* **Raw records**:
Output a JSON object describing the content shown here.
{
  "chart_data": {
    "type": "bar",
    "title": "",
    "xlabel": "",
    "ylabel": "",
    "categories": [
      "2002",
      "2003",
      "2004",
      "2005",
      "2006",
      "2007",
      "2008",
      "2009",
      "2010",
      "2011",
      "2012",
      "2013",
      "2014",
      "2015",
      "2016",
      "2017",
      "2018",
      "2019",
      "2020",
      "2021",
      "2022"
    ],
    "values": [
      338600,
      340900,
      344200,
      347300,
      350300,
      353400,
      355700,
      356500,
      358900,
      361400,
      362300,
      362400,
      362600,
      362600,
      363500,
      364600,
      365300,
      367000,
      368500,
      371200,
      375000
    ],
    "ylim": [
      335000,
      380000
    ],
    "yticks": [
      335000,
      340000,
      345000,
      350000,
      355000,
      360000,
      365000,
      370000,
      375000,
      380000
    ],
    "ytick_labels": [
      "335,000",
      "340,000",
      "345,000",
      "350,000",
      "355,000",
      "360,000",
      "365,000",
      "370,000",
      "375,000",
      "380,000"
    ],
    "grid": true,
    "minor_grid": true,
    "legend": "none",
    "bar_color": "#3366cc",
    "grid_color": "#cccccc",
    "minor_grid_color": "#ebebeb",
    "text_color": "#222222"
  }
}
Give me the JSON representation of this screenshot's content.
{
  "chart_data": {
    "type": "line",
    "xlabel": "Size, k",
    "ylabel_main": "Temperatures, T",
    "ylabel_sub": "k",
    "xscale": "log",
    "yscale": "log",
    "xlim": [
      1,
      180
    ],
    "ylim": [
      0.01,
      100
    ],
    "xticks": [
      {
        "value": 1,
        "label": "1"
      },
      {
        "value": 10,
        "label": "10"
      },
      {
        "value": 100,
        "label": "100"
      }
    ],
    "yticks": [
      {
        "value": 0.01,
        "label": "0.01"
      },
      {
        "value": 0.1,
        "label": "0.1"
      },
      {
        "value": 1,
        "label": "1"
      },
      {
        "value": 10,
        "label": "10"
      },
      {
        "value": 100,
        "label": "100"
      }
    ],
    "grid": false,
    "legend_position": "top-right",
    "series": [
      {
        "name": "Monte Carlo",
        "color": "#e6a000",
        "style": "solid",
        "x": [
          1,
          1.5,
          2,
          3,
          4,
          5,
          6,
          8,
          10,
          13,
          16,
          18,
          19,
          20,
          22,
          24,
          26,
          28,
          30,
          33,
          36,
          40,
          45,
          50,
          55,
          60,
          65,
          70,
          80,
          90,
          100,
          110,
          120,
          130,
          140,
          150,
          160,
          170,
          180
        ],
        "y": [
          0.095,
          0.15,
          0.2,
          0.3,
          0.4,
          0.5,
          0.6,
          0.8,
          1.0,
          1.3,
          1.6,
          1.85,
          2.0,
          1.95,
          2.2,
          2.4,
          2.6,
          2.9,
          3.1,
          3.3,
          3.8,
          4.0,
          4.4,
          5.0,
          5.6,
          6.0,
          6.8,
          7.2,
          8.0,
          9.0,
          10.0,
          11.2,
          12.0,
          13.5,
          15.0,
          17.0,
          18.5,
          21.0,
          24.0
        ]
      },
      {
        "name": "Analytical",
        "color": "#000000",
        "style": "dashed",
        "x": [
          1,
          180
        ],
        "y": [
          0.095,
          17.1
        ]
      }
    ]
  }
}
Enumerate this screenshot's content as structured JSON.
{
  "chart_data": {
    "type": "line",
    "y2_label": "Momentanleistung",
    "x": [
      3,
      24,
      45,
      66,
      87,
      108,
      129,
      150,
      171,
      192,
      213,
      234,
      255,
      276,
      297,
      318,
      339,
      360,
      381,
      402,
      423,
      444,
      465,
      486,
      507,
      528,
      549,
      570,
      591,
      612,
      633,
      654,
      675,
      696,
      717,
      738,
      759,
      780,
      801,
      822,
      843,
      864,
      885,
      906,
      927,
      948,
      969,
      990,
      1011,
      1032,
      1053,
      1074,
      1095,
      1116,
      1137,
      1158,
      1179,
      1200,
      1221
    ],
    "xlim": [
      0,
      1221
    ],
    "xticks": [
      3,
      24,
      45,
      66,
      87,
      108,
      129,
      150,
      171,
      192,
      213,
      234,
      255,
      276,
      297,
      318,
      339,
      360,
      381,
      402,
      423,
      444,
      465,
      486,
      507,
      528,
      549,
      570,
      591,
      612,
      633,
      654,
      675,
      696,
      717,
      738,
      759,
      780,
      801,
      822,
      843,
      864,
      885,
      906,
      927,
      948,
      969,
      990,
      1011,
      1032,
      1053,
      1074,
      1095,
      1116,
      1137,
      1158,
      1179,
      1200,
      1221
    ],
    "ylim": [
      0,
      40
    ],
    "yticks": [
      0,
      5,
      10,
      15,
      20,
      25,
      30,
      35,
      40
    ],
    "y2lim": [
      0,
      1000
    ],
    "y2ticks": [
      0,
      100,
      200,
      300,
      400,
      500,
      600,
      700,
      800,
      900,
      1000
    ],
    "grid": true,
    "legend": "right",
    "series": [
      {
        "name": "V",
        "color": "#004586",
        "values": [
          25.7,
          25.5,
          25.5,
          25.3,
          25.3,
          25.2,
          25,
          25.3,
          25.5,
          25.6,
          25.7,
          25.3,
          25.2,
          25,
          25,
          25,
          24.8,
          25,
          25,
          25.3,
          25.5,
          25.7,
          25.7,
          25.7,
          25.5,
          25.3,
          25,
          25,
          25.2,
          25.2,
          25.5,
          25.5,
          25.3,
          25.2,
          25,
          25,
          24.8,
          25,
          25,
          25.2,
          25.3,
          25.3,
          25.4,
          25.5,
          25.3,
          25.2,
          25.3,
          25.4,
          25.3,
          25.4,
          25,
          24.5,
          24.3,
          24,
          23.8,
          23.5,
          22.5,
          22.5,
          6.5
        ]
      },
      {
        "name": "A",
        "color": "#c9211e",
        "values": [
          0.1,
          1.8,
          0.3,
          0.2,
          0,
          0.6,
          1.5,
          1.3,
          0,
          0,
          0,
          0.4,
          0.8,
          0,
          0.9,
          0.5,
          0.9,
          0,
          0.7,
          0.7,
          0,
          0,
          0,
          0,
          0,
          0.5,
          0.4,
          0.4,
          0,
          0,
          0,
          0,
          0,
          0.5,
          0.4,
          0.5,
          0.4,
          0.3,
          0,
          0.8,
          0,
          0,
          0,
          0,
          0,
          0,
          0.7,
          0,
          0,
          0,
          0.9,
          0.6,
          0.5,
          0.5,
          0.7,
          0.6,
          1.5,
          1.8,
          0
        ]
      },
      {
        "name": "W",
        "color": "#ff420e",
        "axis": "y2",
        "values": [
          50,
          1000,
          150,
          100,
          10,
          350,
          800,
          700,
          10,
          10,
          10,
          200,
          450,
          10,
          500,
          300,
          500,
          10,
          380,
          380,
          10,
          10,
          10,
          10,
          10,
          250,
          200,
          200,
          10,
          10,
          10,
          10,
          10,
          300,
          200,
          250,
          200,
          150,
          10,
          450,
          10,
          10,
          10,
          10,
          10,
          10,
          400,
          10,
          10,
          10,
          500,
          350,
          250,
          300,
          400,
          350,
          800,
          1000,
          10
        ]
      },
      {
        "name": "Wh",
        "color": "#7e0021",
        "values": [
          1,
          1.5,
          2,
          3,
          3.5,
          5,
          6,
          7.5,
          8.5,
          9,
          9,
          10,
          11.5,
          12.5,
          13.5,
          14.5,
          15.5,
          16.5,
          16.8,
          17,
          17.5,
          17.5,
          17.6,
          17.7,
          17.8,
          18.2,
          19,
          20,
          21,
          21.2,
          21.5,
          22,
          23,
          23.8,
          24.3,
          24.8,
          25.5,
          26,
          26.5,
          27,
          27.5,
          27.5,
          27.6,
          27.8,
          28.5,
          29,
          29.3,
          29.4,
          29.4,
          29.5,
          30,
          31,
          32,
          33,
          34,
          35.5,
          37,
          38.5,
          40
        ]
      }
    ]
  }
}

* **What to do**:
Identify and copy all lines with the word "this".

* **Worked solution**:
Give me the JSON representation of this screenshot's content.
Enumerate this screenshot's content as structured JSON.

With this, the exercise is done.